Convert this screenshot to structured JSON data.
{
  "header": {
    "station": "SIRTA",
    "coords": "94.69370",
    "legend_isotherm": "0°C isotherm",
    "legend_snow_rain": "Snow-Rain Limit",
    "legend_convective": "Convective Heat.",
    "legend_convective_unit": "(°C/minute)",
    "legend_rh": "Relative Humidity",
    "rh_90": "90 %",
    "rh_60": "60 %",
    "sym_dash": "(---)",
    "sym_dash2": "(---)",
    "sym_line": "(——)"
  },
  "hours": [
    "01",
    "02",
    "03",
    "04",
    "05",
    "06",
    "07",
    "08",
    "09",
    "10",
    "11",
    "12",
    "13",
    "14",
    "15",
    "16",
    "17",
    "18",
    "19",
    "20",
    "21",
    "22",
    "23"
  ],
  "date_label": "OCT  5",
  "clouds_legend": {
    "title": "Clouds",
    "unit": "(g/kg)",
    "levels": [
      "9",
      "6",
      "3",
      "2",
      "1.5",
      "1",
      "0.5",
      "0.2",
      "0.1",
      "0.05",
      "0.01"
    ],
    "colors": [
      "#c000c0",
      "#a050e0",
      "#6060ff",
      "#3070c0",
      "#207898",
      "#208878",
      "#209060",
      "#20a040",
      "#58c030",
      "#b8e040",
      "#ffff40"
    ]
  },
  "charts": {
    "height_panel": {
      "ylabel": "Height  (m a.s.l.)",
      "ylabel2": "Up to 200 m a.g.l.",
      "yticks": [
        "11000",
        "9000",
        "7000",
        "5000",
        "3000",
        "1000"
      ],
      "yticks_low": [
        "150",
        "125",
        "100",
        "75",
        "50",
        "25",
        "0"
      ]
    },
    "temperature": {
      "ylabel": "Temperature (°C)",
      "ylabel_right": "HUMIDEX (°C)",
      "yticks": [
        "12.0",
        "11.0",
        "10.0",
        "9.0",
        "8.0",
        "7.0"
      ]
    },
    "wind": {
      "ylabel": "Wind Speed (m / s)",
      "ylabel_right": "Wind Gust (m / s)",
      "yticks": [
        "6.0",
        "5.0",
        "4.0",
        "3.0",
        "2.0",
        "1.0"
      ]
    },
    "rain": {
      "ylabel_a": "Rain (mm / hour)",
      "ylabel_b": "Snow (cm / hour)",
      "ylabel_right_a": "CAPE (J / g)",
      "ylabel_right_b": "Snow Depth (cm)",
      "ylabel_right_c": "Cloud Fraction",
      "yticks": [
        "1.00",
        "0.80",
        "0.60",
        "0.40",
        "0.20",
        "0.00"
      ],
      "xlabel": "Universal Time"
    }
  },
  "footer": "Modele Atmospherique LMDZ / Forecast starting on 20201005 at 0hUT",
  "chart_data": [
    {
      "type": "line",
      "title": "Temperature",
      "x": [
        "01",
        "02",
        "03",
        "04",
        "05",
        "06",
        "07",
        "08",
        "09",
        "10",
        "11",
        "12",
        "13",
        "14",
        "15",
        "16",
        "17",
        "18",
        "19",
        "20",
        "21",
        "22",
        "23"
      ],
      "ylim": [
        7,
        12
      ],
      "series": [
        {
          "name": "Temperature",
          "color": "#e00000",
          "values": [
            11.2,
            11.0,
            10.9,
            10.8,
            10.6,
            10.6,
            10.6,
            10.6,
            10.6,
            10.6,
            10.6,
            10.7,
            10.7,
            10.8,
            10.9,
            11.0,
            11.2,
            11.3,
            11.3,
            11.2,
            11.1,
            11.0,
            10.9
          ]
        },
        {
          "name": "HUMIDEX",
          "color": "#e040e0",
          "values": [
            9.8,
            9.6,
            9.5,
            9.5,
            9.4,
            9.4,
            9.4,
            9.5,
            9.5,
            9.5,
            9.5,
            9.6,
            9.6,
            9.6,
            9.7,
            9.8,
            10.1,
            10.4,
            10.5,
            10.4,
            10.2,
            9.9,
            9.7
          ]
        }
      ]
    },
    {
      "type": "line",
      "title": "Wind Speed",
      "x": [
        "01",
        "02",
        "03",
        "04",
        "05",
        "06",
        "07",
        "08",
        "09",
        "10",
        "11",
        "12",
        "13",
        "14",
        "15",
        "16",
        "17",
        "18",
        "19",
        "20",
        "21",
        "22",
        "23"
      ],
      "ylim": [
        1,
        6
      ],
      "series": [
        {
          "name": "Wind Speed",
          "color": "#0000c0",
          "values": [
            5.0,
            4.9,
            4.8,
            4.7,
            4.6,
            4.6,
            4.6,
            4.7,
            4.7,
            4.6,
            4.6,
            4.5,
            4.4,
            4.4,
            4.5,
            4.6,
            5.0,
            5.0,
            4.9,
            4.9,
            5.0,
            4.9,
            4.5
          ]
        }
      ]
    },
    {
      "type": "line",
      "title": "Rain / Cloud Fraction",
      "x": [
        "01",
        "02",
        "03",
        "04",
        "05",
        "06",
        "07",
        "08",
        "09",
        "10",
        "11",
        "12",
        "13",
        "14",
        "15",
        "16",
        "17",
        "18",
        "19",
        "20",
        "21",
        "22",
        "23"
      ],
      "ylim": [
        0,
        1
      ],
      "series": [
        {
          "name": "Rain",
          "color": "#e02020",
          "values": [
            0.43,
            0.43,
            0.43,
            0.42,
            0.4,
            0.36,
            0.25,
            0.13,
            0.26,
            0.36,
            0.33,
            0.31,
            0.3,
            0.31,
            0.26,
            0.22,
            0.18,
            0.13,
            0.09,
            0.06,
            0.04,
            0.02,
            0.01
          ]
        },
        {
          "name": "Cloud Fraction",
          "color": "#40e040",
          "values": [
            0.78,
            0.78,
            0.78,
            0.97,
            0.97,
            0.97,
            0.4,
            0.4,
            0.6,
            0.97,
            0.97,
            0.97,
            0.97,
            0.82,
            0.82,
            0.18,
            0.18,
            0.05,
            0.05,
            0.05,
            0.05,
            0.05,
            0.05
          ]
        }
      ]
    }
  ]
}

# EXERCISE PROMPT
Every entry above should be retyped exactly as shown.

# EXERCISE RESPONSE
Convert this screenshot to structured JSON data.
{
  "header": {
    "station": "SIRTA",
    "coords": "94.69370",
    "legend_isotherm": "0°C isotherm",
    "legend_snow_rain": "Snow-Rain Limit",
    "legend_convective": "Convective Heat.",
    "legend_convective_unit": "(°C/minute)",
    "legend_rh": "Relative Humidity",
    "rh_90": "90 %",
    "rh_60": "60 %",
    "sym_dash": "(---)",
    "sym_dash2": "(---)",
    "sym_line": "(——)"
  },
  "hours": [
    "01",
    "02",
    "03",
    "04",
    "05",
    "06",
    "07",
    "08",
    "09",
    "10",
    "11",
    "12",
    "13",
    "14",
    "15",
    "16",
    "17",
    "18",
    "19",
    "20",
    "21",
    "22",
    "23"
  ],
  "date_label": "OCT  5",
  "clouds_legend": {
    "title": "Clouds",
    "unit": "(g/kg)",
    "levels": [
      "9",
      "6",
      "3",
      "2",
      "1.5",
      "1",
      "0.5",
      "0.2",
      "0.1",
      "0.05",
      "0.01"
    ],
    "colors": [
      "#c000c0",
      "#a050e0",
      "#6060ff",
      "#3070c0",
      "#207898",
      "#208878",
      "#209060",
      "#20a040",
      "#58c030",
      "#b8e040",
      "#ffff40"
    ]
  },
  "charts": {
    "height_panel": {
      "ylabel": "Height  (m a.s.l.)",
      "ylabel2": "Up to 200 m a.g.l.",
      "yticks": [
        "11000",
        "9000",
        "7000",
        "5000",
        "3000",
        "1000"
      ],
      "yticks_low": [
        "150",
        "125",
        "100",
        "75",
        "50",
        "25",
        "0"
      ]
    },
    "temperature": {
      "ylabel": "Temperature (°C)",
      "ylabel_right": "HUMIDEX (°C)",
      "yticks": [
        "12.0",
        "11.0",
        "10.0",
        "9.0",
        "8.0",
        "7.0"
      ]
    },
    "wind": {
      "ylabel": "Wind Speed (m / s)",
      "ylabel_right": "Wind Gust (m / s)",
      "yticks": [
        "6.0",
        "5.0",
        "4.0",
        "3.0",
        "2.0",
        "1.0"
      ]
    },
    "rain": {
      "ylabel_a": "Rain (mm / hour)",
      "ylabel_b": "Snow (cm / hour)",
      "ylabel_right_a": "CAPE (J / g)",
      "ylabel_right_b": "Snow Depth (cm)",
      "ylabel_right_c": "Cloud Fraction",
      "yticks": [
        "1.00",
        "0.80",
        "0.60",
        "0.40",
        "0.20",
        "0.00"
      ],
      "xlabel": "Universal Time"
    }
  },
  "footer": "Modele Atmospherique LMDZ / Forecast starting on 20201005 at 0hUT",
  "chart_data": [
    {
      "type": "line",
      "title": "Temperature",
      "x": [
        "01",
        "02",
        "03",
        "04",
        "05",
        "06",
        "07",
        "08",
        "09",
        "10",
        "11",
        "12",
        "13",
        "14",
        "15",
        "16",
        "17",
        "18",
        "19",
        "20",
        "21",
        "22",
        "23"
      ],
      "ylim": [
        7,
        12
      ],
      "series": [
        {
          "name": "Temperature",
          "color": "#e00000",
          "values": [
            11.2,
            11.0,
            10.9,
            10.8,
            10.6,
            10.6,
            10.6,
            10.6,
            10.6,
            10.6,
            10.6,
            10.7,
            10.7,
            10.8,
            10.9,
            11.0,
            11.2,
            11.3,
            11.3,
            11.2,
            11.1,
            11.0,
            10.9
          ]
        },
        {
          "name": "HUMIDEX",
          "color": "#e040e0",
          "values": [
            9.8,
            9.6,
            9.5,
            9.5,
            9.4,
            9.4,
            9.4,
            9.5,
            9.5,
            9.5,
            9.5,
            9.6,
            9.6,
            9.6,
            9.7,
            9.8,
            10.1,
            10.4,
            10.5,
            10.4,
            10.2,
            9.9,
            9.7
          ]
        }
      ]
    },
    {
      "type": "line",
      "title": "Wind Speed",
      "x": [
        "01",
        "02",
        "03",
        "04",
        "05",
        "06",
        "07",
        "08",
        "09",
        "10",
        "11",
        "12",
        "13",
        "14",
        "15",
        "16",
        "17",
        "18",
        "19",
        "20",
        "21",
        "22",
        "23"
      ],
      "ylim": [
        1,
        6
      ],
      "series": [
        {
          "name": "Wind Speed",
          "color": "#0000c0",
          "values": [
            5.0,
            4.9,
            4.8,
            4.7,
            4.6,
            4.6,
            4.6,
            4.7,
            4.7,
            4.6,
            4.6,
            4.5,
            4.4,
            4.4,
            4.5,
            4.6,
            5.0,
            5.0,
            4.9,
            4.9,
            5.0,
            4.9,
            4.5
          ]
        }
      ]
    },
    {
      "type": "line",
      "title": "Rain / Cloud Fraction",
      "x": [
        "01",
        "02",
        "03",
        "04",
        "05",
        "06",
        "07",
        "08",
        "09",
        "10",
        "11",
        "12",
        "13",
        "14",
        "15",
        "16",
        "17",
        "18",
        "19",
        "20",
        "21",
        "22",
        "23"
      ],
      "ylim": [
        0,
        1
      ],
      "series": [
        {
          "name": "Rain",
          "color": "#e02020",
          "values": [
            0.43,
            0.43,
            0.43,
            0.42,
            0.4,
            0.36,
            0.25,
            0.13,
            0.26,
            0.36,
            0.33,
            0.31,
            0.3,
            0.31,
            0.26,
            0.22,
            0.18,
            0.13,
            0.09,
            0.06,
            0.04,
            0.02,
            0.01
          ]
        },
        {
          "name": "Cloud Fraction",
          "color": "#40e040",
          "values": [
            0.78,
            0.78,
            0.78,
            0.97,
            0.97,
            0.97,
            0.4,
            0.4,
            0.6,
            0.97,
            0.97,
            0.97,
            0.97,
            0.82,
            0.82,
            0.18,
            0.18,
            0.05,
            0.05,
            0.05,
            0.05,
            0.05,
            0.05
          ]
        }
      ]
    }
  ]
}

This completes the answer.